• OBJECTIVE:
Extract every line that contains the word "RichPear".

[Begin SUPPLIED MATERIAL]

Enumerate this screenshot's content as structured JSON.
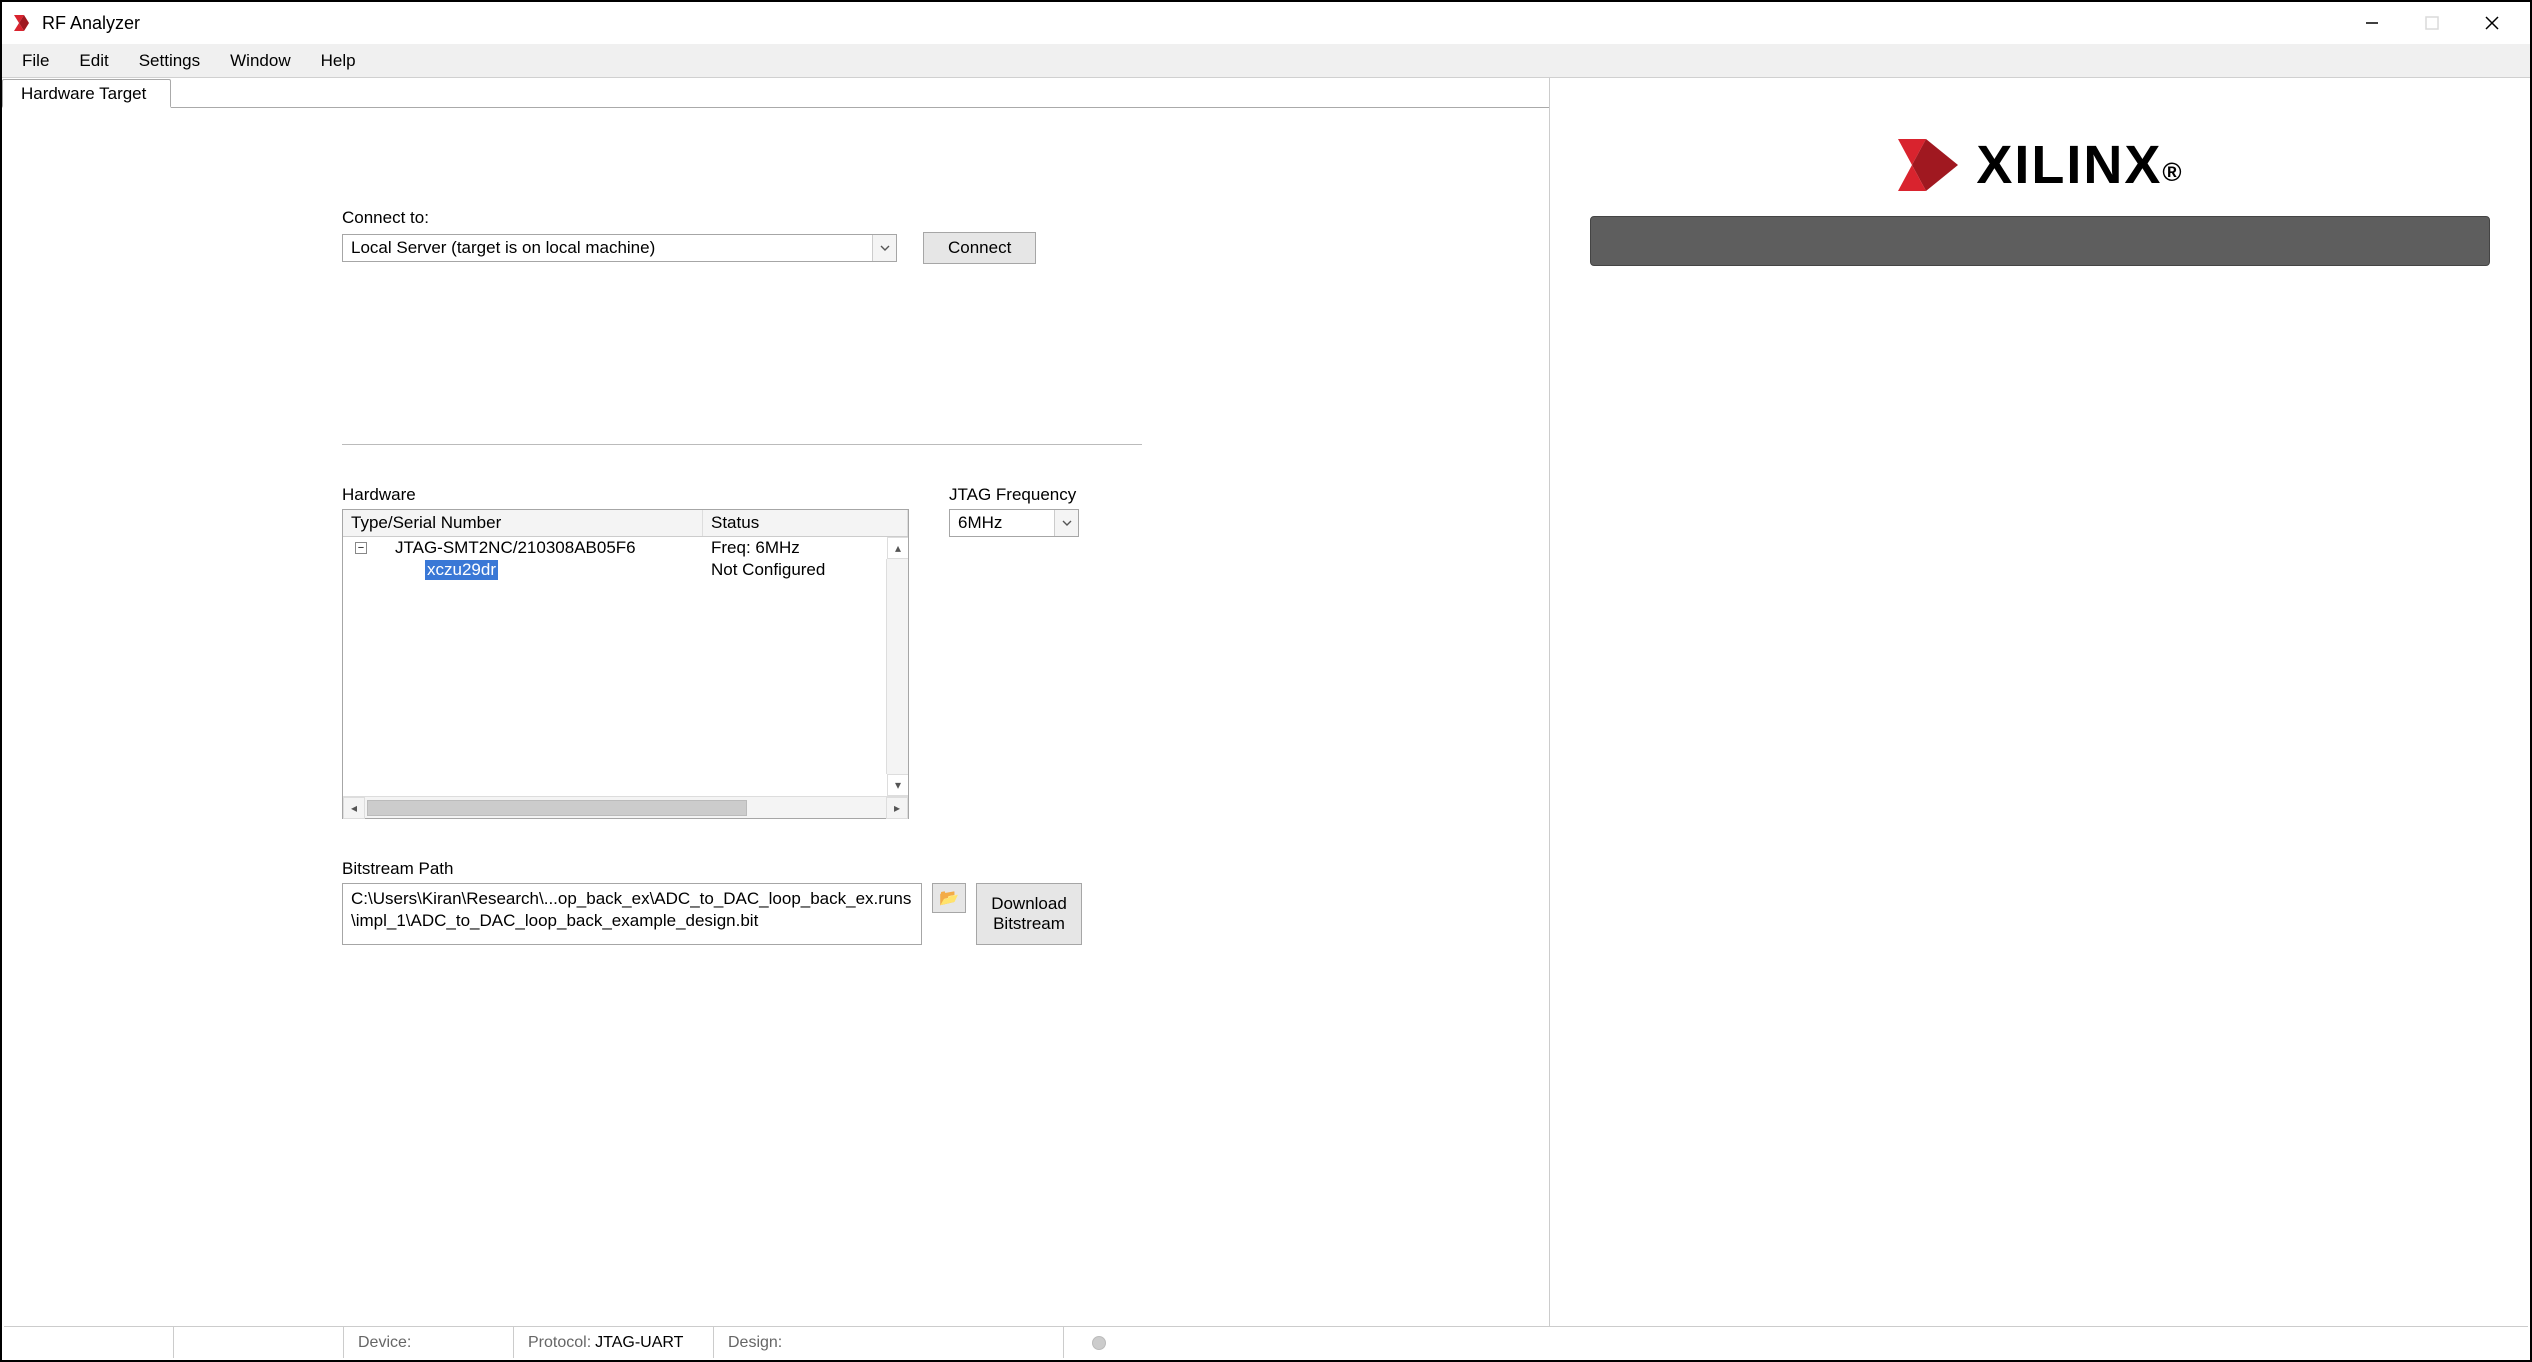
{
  "window": {
    "title": "RF Analyzer"
  },
  "menu": {
    "file": "File",
    "edit": "Edit",
    "settings": "Settings",
    "window": "Window",
    "help": "Help"
  },
  "tabs": {
    "hardware_target": "Hardware Target"
  },
  "connect": {
    "label": "Connect to:",
    "value": "Local Server (target is on local machine)",
    "button": "Connect"
  },
  "hardware": {
    "label": "Hardware",
    "col_type": "Type/Serial Number",
    "col_status": "Status",
    "row0_type": "JTAG-SMT2NC/210308AB05F6",
    "row0_status": "Freq: 6MHz",
    "row1_type": "xczu29dr",
    "row1_status": "Not Configured"
  },
  "jtag": {
    "label": "JTAG Frequency",
    "value": "6MHz"
  },
  "bitstream": {
    "label": "Bitstream Path",
    "path": "C:\\Users\\Kiran\\Research\\...op_back_ex\\ADC_to_DAC_loop_back_ex.runs\\impl_1\\ADC_to_DAC_loop_back_example_design.bit",
    "download_l1": "Download",
    "download_l2": "Bitstream"
  },
  "branding": {
    "name": "XILINX"
  },
  "status": {
    "device_lbl": "Device:",
    "device_val": "",
    "protocol_lbl": "Protocol:",
    "protocol_val": "JTAG-UART",
    "design_lbl": "Design:",
    "design_val": ""
  }
}
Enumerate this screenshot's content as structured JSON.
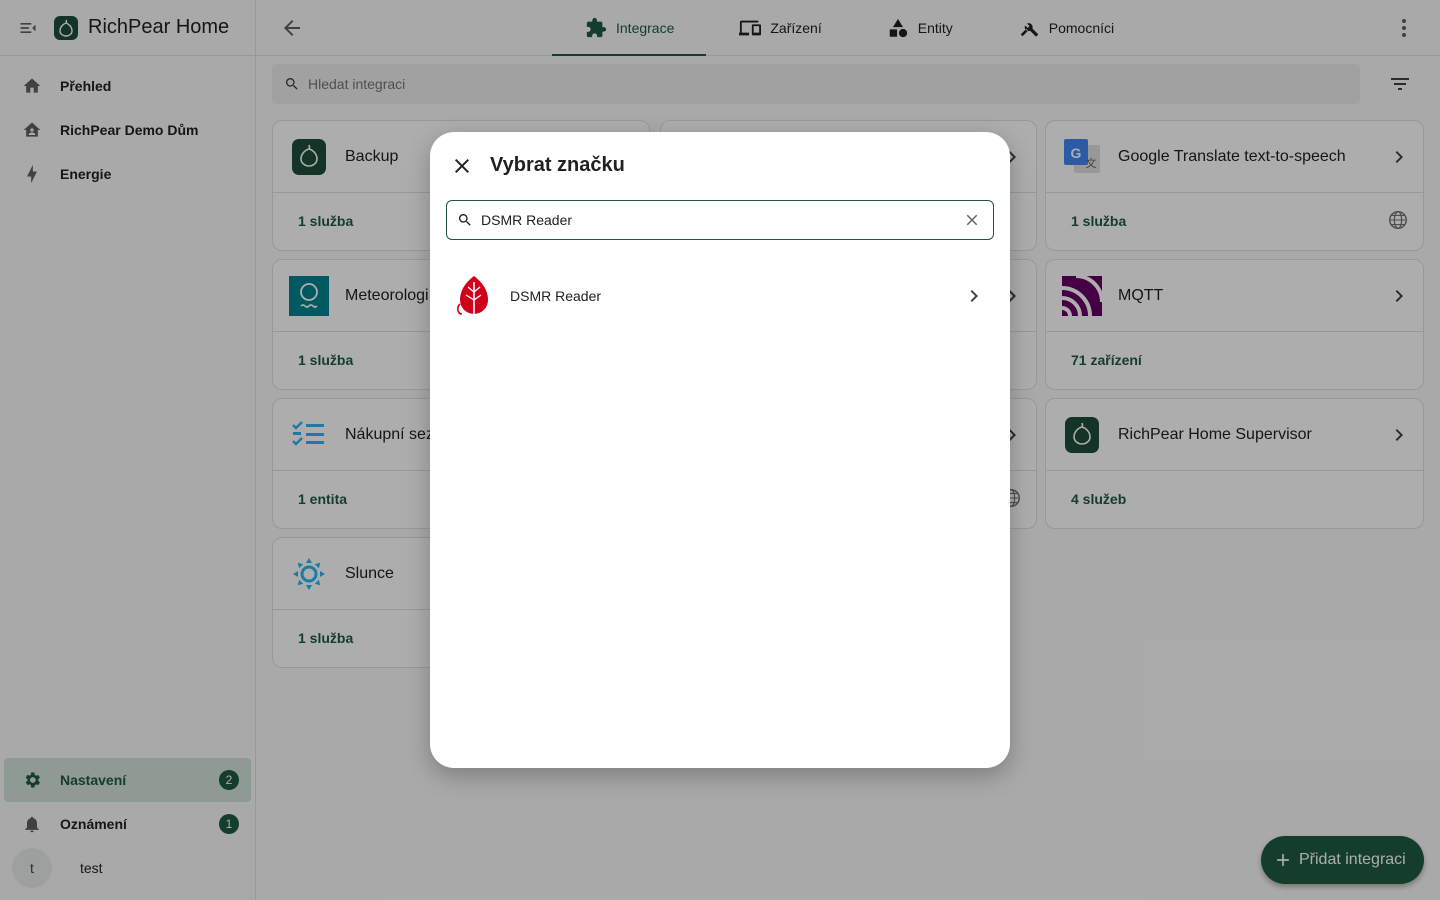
{
  "app": {
    "title": "RichPear Home"
  },
  "sidebar": {
    "items": [
      {
        "label": "Přehled",
        "icon": "home-icon"
      },
      {
        "label": "RichPear Demo Dům",
        "icon": "home-account-icon"
      },
      {
        "label": "Energie",
        "icon": "lightning-icon"
      }
    ],
    "bottom": [
      {
        "label": "Nastavení",
        "icon": "gear-icon",
        "badge": "2",
        "active": true
      },
      {
        "label": "Oznámení",
        "icon": "bell-icon",
        "badge": "1"
      }
    ],
    "user": {
      "initial": "t",
      "name": "test"
    }
  },
  "tabs": [
    {
      "label": "Integrace",
      "icon": "puzzle-icon",
      "active": true
    },
    {
      "label": "Zařízení",
      "icon": "devices-icon"
    },
    {
      "label": "Entity",
      "icon": "shapes-icon"
    },
    {
      "label": "Pomocníci",
      "icon": "tools-icon"
    }
  ],
  "search": {
    "placeholder": "Hledat integraci"
  },
  "cards": [
    {
      "name": "Backup",
      "count": "1 služba"
    },
    {
      "name": "Google Translate text-to-speech",
      "count": "1 služba"
    },
    {
      "name": "Meteorologi",
      "count": "1 služba"
    },
    {
      "name": "MQTT",
      "count": "71 zařízení"
    },
    {
      "name": "Nákupní sez",
      "count": "1 entita"
    },
    {
      "name": "RichPear Home Supervisor",
      "count": "4 služeb"
    },
    {
      "name": "Slunce",
      "count": "1 služba"
    }
  ],
  "fab": {
    "label": "Přidat integraci"
  },
  "dialog": {
    "title": "Vybrat značku",
    "search_value": "DSMR Reader",
    "results": [
      {
        "name": "DSMR Reader"
      }
    ]
  },
  "colors": {
    "primary": "#1e5a40",
    "scrim": "rgba(0,0,0,0.32)",
    "mqtt": "#660066",
    "dsmr": "#d0021b"
  }
}
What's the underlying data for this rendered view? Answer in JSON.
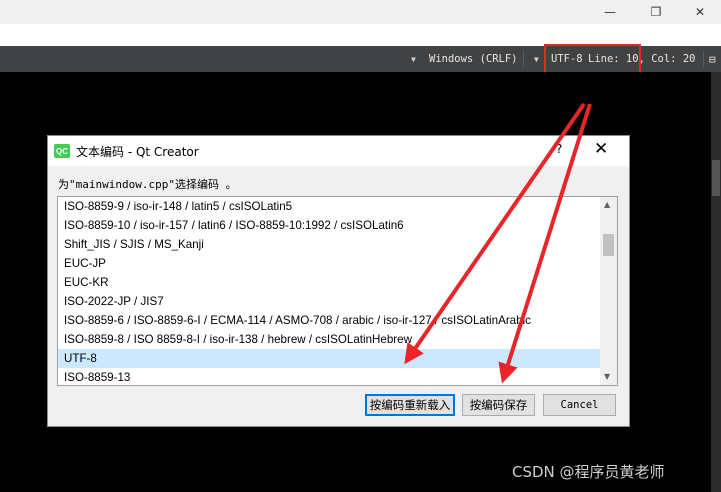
{
  "window": {
    "minimize": "—",
    "maximize": "❐",
    "close": "✕"
  },
  "statusbar": {
    "line_ending_arrow": "▼",
    "line_ending": "Windows (CRLF)",
    "encoding_arrow": "▼",
    "encoding": "UTF-8",
    "position": "Line: 10, Col: 20"
  },
  "dialog": {
    "title": "文本编码 - Qt Creator",
    "logo": "QC",
    "help": "?",
    "close": "✕",
    "prompt": "为\"mainwindow.cpp\"选择编码 。",
    "encodings": [
      "ISO-8859-9 / iso-ir-148 / latin5 / csISOLatin5",
      "ISO-8859-10 / iso-ir-157 / latin6 / ISO-8859-10:1992 / csISOLatin6",
      "Shift_JIS / SJIS / MS_Kanji",
      "EUC-JP",
      "EUC-KR",
      "ISO-2022-JP / JIS7",
      "ISO-8859-6 / ISO-8859-6-I / ECMA-114 / ASMO-708 / arabic / iso-ir-127 / csISOLatinArabic",
      "ISO-8859-8 / ISO 8859-8-I / iso-ir-138 / hebrew / csISOLatinHebrew",
      "UTF-8",
      "ISO-8859-13"
    ],
    "selected_index": 8,
    "scroll_up": "▲",
    "scroll_down": "▼",
    "buttons": {
      "reload": "按编码重新载入",
      "save": "按编码保存",
      "cancel": "Cancel"
    }
  },
  "watermark": "CSDN @程序员黄老师",
  "colors": {
    "highlight": "#e8262a",
    "arrow": "#e8262a",
    "selection": "#cce8ff"
  }
}
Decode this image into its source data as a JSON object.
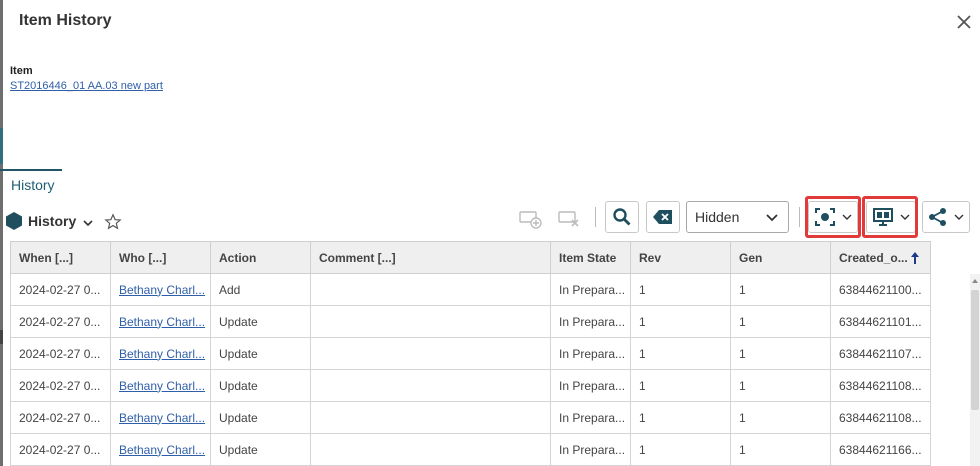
{
  "dialog": {
    "title": "Item History",
    "close_icon": "close-icon"
  },
  "item": {
    "label": "Item",
    "link_text": "ST2016446_01 AA.03 new part"
  },
  "tabs": [
    {
      "label": "History",
      "active": true
    }
  ],
  "view": {
    "title": "History",
    "icon": "hexagon-icon"
  },
  "toolbar": {
    "hidden_select": {
      "value": "Hidden"
    },
    "icons": [
      "add-row-icon",
      "remove-row-icon",
      "search-icon",
      "clear-filter-icon",
      "camera-capture-icon",
      "display-icon",
      "share-icon"
    ],
    "highlight_color": "#e03a3a"
  },
  "grid": {
    "columns": [
      "When [...]",
      "Who [...]",
      "Action",
      "Comment [...]",
      "Item State",
      "Rev",
      "Gen",
      "Created_o..."
    ],
    "rows": [
      [
        "2024-02-27 0...",
        "Bethany Charl...",
        "Add",
        "",
        "In Prepara...",
        "1",
        "1",
        "63844621100..."
      ],
      [
        "2024-02-27 0...",
        "Bethany Charl...",
        "Update",
        "",
        "In Prepara...",
        "1",
        "1",
        "63844621101..."
      ],
      [
        "2024-02-27 0...",
        "Bethany Charl...",
        "Update",
        "",
        "In Prepara...",
        "1",
        "1",
        "63844621107..."
      ],
      [
        "2024-02-27 0...",
        "Bethany Charl...",
        "Update",
        "",
        "In Prepara...",
        "1",
        "1",
        "63844621108..."
      ],
      [
        "2024-02-27 0...",
        "Bethany Charl...",
        "Update",
        "",
        "In Prepara...",
        "1",
        "1",
        "63844621108..."
      ],
      [
        "2024-02-27 0...",
        "Bethany Charl...",
        "Update",
        "",
        "In Prepara...",
        "1",
        "1",
        "63844621166..."
      ]
    ]
  }
}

[End SUPPLIED MATERIAL]

• THE OUTPUT:
    "title": "RichPear Home"
        "label": "RichPear Demo Dům",
      "name": "RichPear Home Supervisor",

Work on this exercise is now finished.